What you need to do | Look below and pull out each line with the word "loginController".

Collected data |
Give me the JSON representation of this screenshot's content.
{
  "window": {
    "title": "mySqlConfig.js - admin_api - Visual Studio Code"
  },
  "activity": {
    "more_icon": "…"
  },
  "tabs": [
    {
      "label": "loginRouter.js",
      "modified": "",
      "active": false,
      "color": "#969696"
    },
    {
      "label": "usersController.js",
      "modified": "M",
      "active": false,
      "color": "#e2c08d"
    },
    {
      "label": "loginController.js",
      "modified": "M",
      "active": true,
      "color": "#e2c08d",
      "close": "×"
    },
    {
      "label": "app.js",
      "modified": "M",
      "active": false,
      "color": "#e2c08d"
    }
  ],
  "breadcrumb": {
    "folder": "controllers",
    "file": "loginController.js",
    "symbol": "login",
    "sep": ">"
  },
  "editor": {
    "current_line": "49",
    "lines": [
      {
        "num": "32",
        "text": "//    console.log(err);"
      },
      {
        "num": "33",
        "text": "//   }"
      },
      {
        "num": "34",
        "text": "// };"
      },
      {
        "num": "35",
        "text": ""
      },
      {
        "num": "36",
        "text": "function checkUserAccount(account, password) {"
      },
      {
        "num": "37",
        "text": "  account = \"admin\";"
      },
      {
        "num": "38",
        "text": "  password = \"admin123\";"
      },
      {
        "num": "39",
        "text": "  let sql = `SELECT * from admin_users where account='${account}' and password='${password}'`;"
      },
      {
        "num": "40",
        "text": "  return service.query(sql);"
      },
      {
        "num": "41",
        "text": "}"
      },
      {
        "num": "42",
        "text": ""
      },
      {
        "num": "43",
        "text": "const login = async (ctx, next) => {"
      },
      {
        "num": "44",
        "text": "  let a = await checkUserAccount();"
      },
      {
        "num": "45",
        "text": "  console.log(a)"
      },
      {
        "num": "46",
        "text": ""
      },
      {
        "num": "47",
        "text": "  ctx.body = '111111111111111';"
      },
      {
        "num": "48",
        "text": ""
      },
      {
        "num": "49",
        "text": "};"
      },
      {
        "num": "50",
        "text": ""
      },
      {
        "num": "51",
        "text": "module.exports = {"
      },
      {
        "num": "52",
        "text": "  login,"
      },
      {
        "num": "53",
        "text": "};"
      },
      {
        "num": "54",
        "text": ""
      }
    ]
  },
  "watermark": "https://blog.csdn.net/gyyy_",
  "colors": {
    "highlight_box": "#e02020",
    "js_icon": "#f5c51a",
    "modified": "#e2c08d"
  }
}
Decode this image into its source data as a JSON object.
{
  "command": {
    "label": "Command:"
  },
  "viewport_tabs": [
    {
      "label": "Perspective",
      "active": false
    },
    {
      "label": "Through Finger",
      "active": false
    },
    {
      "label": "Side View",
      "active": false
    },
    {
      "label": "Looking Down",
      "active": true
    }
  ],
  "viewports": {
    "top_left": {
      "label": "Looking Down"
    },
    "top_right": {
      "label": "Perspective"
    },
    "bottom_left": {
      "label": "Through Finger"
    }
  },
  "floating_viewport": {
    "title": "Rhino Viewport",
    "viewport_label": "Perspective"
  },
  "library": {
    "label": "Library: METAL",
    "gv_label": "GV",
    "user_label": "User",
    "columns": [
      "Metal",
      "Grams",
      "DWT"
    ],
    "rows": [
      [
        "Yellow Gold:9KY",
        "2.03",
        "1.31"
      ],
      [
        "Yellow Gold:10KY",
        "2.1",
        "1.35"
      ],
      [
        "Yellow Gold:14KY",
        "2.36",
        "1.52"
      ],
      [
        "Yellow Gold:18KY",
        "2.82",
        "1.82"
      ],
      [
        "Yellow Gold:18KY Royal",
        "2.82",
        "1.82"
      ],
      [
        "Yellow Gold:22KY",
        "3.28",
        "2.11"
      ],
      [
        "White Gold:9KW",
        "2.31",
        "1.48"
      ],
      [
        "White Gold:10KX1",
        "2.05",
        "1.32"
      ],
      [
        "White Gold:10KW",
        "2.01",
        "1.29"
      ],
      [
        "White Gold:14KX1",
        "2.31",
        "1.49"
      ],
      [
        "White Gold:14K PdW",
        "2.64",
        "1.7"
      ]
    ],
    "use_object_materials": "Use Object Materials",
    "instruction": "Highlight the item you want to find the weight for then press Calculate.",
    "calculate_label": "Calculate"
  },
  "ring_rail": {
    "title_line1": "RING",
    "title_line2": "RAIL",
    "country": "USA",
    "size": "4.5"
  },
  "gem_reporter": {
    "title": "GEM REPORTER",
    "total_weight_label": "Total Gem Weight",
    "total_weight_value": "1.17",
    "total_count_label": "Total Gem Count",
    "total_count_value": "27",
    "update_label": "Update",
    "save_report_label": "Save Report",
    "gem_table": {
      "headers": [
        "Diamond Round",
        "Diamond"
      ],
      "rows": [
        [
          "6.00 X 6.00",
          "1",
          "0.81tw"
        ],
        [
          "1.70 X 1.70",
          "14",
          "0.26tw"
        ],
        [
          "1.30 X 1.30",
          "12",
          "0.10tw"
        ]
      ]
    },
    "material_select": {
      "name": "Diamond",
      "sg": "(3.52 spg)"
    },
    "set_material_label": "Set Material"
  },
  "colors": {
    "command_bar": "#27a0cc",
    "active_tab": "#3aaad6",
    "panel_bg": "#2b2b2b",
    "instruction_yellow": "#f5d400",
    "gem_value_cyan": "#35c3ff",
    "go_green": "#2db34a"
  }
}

Full solution |
      "label": "loginController.js",
    "file": "loginController.js",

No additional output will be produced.